**Exercise**
Using the entries that follow, collect the lines where the word "Emisní" appears.

Entries taken from a collection
* begin *
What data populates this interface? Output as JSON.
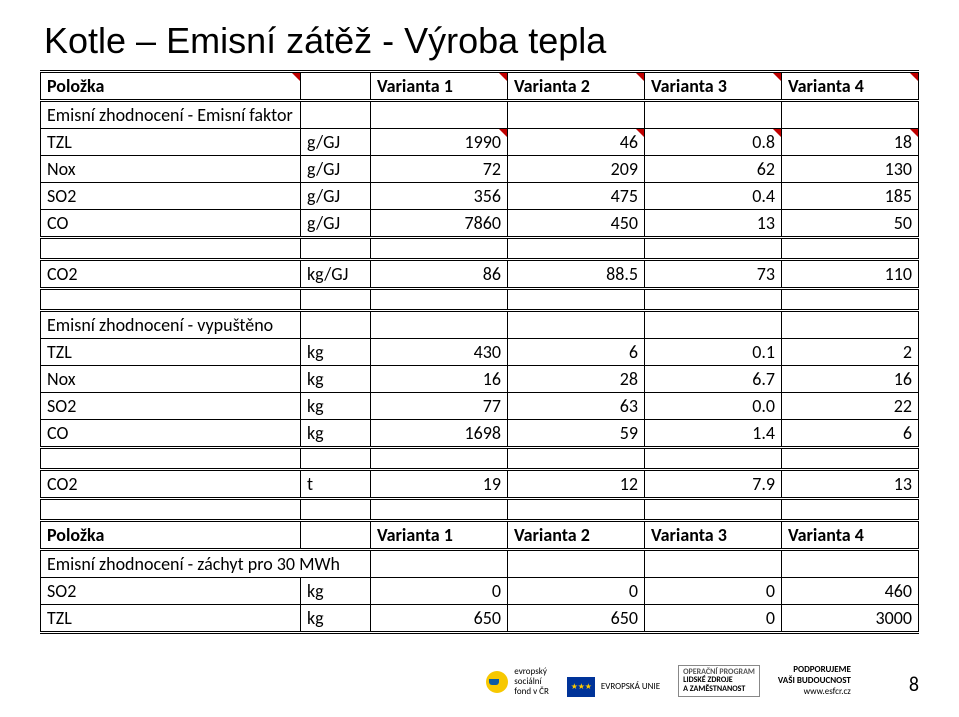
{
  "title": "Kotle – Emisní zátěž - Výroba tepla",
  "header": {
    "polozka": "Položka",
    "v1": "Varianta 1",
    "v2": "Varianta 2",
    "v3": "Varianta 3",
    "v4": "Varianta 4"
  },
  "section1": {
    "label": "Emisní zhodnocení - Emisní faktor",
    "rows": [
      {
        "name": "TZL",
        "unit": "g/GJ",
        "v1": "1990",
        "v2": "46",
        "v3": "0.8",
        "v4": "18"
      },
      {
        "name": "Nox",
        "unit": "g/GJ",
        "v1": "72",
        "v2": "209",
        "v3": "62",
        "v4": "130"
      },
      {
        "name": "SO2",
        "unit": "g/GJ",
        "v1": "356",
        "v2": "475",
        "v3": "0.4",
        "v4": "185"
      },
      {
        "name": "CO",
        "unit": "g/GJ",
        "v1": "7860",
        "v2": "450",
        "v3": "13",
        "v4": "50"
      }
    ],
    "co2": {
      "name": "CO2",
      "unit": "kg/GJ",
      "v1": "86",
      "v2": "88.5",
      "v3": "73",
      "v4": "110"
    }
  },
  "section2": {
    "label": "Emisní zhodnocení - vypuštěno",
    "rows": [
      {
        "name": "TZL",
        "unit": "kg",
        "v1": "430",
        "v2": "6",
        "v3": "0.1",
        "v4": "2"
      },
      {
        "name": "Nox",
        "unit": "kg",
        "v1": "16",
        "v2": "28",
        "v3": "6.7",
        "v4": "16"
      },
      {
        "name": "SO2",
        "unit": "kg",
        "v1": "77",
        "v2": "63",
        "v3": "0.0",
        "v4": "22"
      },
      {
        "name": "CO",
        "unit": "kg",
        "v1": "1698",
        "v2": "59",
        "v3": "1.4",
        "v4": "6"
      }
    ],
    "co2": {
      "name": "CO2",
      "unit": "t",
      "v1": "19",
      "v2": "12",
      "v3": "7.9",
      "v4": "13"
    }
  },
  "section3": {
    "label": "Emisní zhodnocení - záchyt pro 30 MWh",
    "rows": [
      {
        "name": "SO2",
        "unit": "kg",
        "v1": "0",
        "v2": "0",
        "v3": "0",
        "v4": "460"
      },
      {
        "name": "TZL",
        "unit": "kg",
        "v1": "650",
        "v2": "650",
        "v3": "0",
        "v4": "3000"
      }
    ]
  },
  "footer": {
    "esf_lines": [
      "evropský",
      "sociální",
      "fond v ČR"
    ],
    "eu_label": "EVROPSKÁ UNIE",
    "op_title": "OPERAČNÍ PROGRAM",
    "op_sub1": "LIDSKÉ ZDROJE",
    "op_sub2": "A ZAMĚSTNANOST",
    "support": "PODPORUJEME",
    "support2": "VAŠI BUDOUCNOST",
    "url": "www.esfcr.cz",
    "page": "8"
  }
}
* end *
* begin *
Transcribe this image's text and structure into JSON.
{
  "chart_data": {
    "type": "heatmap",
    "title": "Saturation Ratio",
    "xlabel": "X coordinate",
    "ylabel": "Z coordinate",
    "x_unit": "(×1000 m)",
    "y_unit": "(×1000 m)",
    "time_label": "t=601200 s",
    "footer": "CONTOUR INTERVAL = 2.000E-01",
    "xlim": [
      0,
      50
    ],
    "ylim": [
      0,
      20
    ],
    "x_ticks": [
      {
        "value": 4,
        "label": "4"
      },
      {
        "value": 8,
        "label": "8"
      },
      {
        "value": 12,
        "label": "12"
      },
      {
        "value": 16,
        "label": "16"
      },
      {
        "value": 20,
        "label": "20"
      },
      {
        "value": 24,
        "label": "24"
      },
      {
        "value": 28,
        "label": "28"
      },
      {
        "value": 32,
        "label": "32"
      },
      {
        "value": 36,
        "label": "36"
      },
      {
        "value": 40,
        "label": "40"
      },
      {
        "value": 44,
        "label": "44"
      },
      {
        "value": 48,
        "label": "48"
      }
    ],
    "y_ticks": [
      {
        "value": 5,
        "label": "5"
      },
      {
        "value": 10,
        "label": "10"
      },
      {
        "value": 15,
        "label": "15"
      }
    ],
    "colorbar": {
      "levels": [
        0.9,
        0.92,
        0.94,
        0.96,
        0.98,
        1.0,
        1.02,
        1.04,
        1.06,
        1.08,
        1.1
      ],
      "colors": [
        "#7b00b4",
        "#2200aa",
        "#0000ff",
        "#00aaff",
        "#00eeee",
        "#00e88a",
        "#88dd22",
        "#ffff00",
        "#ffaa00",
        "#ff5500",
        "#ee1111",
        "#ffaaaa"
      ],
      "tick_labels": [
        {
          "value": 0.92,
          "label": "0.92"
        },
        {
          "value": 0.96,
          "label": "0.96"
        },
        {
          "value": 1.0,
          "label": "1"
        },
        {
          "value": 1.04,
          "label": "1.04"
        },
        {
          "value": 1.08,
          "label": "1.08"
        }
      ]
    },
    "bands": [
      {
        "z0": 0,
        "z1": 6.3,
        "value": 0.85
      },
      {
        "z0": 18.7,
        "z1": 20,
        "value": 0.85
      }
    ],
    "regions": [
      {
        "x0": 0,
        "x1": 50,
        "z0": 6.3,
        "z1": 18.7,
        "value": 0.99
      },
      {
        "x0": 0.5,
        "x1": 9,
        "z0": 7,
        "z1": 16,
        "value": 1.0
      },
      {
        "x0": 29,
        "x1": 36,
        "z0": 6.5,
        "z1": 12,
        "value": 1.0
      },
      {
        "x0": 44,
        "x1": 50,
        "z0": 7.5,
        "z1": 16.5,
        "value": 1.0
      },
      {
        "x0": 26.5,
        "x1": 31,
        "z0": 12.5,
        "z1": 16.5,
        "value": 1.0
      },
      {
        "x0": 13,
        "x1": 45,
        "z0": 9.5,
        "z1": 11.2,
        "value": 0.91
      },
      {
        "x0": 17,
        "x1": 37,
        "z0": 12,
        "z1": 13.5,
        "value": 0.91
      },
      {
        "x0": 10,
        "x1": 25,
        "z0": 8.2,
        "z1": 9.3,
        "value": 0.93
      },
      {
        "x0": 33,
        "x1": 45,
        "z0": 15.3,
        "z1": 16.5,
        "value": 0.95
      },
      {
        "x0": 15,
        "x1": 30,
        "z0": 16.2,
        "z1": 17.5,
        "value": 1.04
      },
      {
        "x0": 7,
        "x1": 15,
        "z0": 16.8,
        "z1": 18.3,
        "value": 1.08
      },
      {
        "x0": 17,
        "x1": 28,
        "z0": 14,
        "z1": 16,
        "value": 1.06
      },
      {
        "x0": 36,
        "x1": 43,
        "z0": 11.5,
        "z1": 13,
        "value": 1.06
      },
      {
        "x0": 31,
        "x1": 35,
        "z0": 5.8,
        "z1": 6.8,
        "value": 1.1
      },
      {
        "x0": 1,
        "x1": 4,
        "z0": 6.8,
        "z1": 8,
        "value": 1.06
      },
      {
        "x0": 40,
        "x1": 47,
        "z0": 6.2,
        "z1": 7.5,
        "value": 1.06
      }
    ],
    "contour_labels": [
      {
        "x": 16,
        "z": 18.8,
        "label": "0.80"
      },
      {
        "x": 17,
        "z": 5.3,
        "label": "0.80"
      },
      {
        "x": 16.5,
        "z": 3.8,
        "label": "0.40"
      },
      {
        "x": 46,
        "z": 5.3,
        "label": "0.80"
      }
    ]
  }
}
* end *
* begin *
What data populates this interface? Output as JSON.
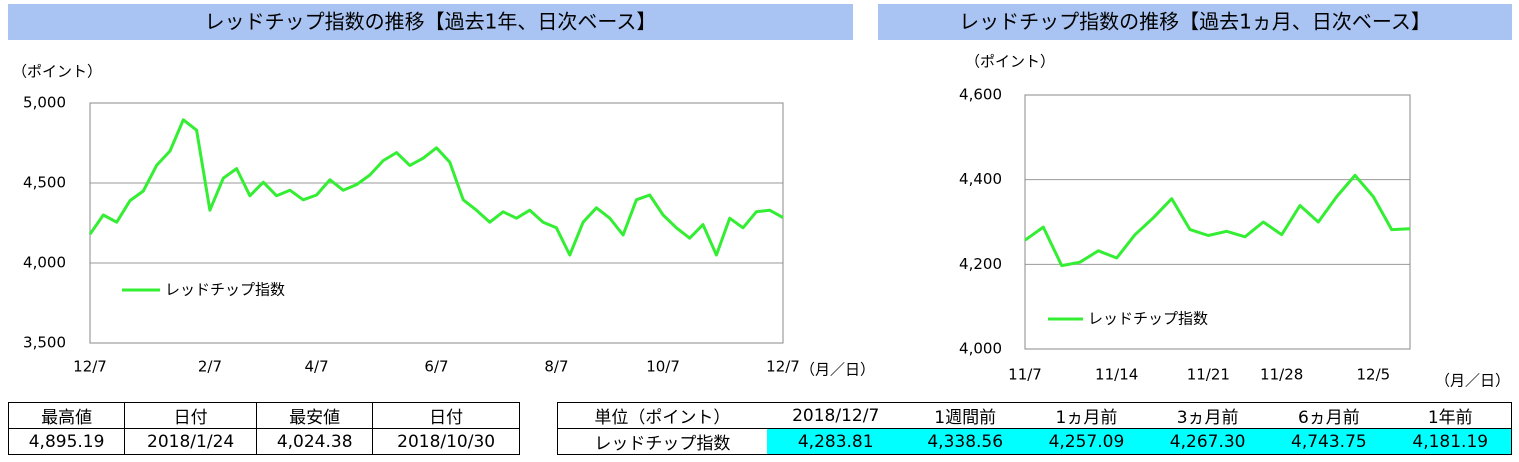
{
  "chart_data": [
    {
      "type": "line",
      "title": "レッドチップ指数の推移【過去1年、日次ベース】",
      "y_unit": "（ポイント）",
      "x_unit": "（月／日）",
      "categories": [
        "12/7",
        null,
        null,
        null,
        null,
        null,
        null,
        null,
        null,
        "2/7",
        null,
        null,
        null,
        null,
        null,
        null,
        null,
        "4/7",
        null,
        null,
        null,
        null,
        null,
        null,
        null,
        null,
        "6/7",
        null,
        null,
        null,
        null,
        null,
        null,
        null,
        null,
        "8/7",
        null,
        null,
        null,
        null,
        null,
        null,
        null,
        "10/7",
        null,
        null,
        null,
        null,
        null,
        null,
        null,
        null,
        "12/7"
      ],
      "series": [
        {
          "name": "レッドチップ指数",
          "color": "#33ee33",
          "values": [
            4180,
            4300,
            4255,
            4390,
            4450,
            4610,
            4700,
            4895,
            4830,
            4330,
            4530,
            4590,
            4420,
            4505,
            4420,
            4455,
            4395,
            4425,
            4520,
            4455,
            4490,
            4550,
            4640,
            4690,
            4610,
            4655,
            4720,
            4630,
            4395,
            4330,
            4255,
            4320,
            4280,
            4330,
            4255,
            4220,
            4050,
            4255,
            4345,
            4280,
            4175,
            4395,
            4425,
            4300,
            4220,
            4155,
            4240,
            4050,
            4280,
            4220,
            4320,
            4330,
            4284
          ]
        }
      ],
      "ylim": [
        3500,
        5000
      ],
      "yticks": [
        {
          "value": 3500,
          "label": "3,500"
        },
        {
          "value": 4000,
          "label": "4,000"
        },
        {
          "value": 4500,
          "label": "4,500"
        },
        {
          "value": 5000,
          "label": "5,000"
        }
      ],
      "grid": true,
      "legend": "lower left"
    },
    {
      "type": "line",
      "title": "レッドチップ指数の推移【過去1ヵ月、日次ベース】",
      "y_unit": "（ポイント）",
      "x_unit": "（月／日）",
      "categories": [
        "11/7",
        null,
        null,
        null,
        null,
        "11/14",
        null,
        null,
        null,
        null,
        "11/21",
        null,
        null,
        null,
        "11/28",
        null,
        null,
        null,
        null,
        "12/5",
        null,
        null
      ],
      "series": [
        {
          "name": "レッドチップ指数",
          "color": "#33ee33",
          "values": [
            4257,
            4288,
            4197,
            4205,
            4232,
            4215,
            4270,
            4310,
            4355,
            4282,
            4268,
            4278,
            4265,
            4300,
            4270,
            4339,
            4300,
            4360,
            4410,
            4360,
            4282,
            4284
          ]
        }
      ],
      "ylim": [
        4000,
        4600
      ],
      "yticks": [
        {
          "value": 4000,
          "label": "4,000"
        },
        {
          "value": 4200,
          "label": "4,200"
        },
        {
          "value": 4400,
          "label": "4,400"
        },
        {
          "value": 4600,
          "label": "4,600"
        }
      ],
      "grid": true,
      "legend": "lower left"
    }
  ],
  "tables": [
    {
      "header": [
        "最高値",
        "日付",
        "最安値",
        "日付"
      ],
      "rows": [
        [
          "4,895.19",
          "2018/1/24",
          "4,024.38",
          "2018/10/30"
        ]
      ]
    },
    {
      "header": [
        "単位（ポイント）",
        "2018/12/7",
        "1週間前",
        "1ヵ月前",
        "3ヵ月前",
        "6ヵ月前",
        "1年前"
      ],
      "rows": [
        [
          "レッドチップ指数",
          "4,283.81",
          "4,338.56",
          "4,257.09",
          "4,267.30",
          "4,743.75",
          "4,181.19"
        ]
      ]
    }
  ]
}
* end *
**Answer to the task**
  "title": "Kotle – Emisní zátěž - Výroba tepla",
    "label": "Emisní zhodnocení - Emisní faktor",
    "label": "Emisní zhodnocení - vypuštěno",
    "label": "Emisní zhodnocení - záchyt pro 30 MWh",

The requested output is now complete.